→ TASK PROMPT: Rewrite the passage on flow mapping starting at "The overall mapping" and ending at "single mapped file.", replacing "bilateral review" with "joint review".

→ PAGE:
-- start --
The matching algorithm is implemented in the tool by considering the level of confidence attributed to the different match types. In this regard, a higher priority is given to those match types having higher robustness that are under the user’s control. For example, the flow name “carbon dioxide” may match automatically with unwanted target flow names (e.g., by the CAS number with “carbon dioxide, biogenic” or by the synonym with “carbon dioxide, land use change” in a target flow list). Therefore, to prevent potential mismatches, the mapping tool includes a match priority scheme for the different elements of the flow lists. More generally, manual match types (i.e., defined by the user and indicated in the “match criteria” file) have a higher level of confidence (and thus a higher priority) than automatic matches.

Figure 2 illustrates the prioritization implemented in the GLAD Mapper Tool for the different match types. The figure differentiates the match criteria by listing elements (flow name, contexts, and flows) ranked in descending order of priority. The match between contexts is performed in parallel (i.e., with the same priority) to that of flow names and flows; therefore, the prioritization of the context match is independent of that of the flows and flow names.

Fig. 2
figure 2

Hierarchy of match criteria (subdivided into criteria for Flows, Contexts, FlowName) implemented for the mapping of flows, flow names, and contexts

A higher priority is generally given to the match criteria defined in the “mapping criteria” file. The match type by “FLOWNAME_MANUAL_PROXY” is the only exception, which is considered the less preferable option (albeit still acceptable) to map a source flow name in the target list. This type of criteria might be defined when the list of target flows includes groups of generic substances (e.g., “hydrocarbons,” “pesticides,” and “insecticides”), and it should be understood as the last chance to find a match of the source flow in the target flows list; otherwise, it would remain “orphan” (i.e., without a match).

2.4 Overall mapping procedure

The overall mapping procedure involves different review phases, one at the level of the mapping criteria file definition (Fig. 1) and another bilateral review for the mapped file delivered. Figure 3 depicts the overall workflow for the generation of a single mapped file.
-- end --
→ DATA SHOWN:
-- start --
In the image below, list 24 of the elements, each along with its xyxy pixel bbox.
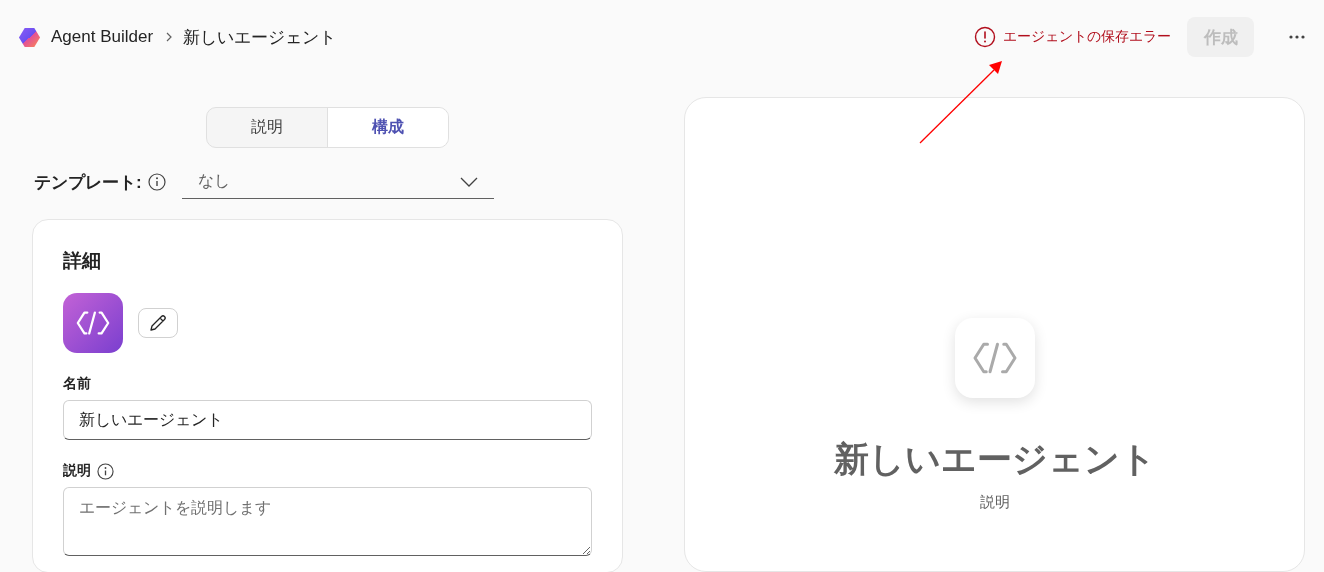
-- end --
→ TASK RESULT:
The overall mapping procedure involves different review phases, one at the level of the mapping criteria file definition (Fig. 1) and another joint review for the mapped file delivered. Figure 3 depicts the overall workflow for the generation of a single mapped file.